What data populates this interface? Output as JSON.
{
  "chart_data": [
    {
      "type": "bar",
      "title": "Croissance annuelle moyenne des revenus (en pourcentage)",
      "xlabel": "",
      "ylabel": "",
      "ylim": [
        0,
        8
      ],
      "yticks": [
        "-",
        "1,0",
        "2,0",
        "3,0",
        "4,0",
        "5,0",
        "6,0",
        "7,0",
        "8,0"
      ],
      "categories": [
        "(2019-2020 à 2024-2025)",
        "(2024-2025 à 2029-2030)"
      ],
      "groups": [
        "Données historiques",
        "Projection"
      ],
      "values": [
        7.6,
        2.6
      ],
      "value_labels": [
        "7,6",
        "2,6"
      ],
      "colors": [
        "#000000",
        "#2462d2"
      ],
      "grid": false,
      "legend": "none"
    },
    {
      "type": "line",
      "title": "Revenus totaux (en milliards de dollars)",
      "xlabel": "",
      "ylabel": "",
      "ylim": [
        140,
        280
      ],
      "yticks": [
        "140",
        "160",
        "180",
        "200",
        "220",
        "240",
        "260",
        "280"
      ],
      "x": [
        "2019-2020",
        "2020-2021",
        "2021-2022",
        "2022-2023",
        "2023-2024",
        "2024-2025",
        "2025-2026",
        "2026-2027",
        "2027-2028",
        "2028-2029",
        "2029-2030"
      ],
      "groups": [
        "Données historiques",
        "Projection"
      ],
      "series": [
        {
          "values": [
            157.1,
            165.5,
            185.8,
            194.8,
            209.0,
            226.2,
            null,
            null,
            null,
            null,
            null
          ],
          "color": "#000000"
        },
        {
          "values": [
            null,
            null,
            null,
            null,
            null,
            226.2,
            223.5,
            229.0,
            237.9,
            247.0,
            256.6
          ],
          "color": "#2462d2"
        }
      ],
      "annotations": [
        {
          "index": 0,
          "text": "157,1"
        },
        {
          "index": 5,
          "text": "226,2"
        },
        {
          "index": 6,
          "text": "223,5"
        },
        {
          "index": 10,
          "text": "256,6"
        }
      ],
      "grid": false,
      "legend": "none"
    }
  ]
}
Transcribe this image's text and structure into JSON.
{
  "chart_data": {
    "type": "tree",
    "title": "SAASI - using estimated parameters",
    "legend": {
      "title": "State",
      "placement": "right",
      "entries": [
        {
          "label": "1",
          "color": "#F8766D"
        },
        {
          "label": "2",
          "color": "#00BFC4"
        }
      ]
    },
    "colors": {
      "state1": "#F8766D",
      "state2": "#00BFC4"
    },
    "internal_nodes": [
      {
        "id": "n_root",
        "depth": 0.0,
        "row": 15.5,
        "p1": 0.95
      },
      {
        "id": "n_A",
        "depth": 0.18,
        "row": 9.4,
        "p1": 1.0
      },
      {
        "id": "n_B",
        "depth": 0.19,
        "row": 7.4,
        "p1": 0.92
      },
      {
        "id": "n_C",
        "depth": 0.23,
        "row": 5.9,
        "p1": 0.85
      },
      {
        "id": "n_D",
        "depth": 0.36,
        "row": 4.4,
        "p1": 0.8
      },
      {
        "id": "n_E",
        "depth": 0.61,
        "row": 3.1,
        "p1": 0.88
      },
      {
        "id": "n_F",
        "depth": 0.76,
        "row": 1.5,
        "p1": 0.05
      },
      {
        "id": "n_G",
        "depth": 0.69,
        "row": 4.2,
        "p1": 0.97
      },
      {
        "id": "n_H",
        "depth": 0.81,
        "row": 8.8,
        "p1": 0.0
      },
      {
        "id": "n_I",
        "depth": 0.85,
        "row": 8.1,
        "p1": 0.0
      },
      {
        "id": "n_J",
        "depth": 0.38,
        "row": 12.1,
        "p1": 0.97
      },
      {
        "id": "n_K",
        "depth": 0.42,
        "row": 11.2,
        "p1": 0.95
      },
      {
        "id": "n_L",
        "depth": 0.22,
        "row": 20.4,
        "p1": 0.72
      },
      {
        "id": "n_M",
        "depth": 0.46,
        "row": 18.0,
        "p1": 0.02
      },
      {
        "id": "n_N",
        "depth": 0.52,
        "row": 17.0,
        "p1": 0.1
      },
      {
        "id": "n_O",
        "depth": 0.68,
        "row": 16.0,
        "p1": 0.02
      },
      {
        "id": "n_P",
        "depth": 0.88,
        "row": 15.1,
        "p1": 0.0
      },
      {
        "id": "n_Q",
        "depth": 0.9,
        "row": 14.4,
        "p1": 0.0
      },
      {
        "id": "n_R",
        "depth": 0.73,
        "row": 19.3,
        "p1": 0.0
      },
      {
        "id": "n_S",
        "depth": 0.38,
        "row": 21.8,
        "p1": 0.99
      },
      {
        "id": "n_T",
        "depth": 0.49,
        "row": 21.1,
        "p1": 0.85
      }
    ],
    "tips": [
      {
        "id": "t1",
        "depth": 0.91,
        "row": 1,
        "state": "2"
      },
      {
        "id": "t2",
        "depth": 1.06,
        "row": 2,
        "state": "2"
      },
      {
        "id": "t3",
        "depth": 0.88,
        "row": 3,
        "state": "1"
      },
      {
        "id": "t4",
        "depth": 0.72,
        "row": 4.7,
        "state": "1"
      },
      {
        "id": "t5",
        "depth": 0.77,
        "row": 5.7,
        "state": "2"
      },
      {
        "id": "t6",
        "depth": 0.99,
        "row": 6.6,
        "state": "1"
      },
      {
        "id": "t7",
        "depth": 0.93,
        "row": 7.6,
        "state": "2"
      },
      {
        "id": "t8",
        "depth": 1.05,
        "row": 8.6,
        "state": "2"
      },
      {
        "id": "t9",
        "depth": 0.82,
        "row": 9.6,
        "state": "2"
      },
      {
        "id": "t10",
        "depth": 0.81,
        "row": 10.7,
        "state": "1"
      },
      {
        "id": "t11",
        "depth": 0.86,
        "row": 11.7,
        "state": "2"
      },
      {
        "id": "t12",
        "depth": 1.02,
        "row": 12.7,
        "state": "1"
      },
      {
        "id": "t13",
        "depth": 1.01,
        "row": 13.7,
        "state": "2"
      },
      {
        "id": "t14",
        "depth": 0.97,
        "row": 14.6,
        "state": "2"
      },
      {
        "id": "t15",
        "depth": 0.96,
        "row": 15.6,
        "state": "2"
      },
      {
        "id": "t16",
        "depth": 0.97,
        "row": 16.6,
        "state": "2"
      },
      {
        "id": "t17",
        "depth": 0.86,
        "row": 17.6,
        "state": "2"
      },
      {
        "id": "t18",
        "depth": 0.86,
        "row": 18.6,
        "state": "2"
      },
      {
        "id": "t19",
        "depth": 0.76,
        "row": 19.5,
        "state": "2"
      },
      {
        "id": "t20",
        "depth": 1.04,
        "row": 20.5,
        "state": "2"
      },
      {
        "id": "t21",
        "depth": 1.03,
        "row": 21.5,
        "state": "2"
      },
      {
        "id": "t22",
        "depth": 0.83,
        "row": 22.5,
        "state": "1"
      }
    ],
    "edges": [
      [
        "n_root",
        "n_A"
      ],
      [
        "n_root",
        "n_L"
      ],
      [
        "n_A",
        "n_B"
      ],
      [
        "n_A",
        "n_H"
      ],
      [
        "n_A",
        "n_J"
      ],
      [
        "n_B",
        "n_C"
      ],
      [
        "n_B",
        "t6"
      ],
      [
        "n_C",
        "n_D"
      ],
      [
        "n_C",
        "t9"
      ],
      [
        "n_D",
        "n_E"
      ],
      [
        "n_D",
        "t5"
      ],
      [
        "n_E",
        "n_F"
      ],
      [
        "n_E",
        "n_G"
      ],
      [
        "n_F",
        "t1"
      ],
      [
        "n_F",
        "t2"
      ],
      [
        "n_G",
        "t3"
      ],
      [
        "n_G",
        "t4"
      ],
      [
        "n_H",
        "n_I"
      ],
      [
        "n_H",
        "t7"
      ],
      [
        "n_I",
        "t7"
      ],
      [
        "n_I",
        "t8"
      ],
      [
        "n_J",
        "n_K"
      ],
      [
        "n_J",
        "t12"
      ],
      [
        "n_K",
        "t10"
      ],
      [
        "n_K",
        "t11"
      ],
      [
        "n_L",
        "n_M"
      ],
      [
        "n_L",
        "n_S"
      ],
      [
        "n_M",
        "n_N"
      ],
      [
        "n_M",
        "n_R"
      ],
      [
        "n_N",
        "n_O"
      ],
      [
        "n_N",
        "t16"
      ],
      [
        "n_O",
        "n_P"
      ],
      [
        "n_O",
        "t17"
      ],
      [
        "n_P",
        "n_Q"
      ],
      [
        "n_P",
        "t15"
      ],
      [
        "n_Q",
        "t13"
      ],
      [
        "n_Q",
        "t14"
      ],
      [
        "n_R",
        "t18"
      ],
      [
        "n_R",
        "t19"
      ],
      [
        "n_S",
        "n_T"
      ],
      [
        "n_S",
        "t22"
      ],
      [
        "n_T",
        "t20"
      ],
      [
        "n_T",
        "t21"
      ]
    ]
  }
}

+++

_Exercise directions:_ Extract every line containing the string "title" from the data above.

_Reply to the task:_
      "title": "Croissance annuelle moyenne des revenus (en pourcentage)",
      "title": "Revenus totaux (en milliards de dollars)",
    "title": "SAASI - using estimated parameters",
      "title": "State",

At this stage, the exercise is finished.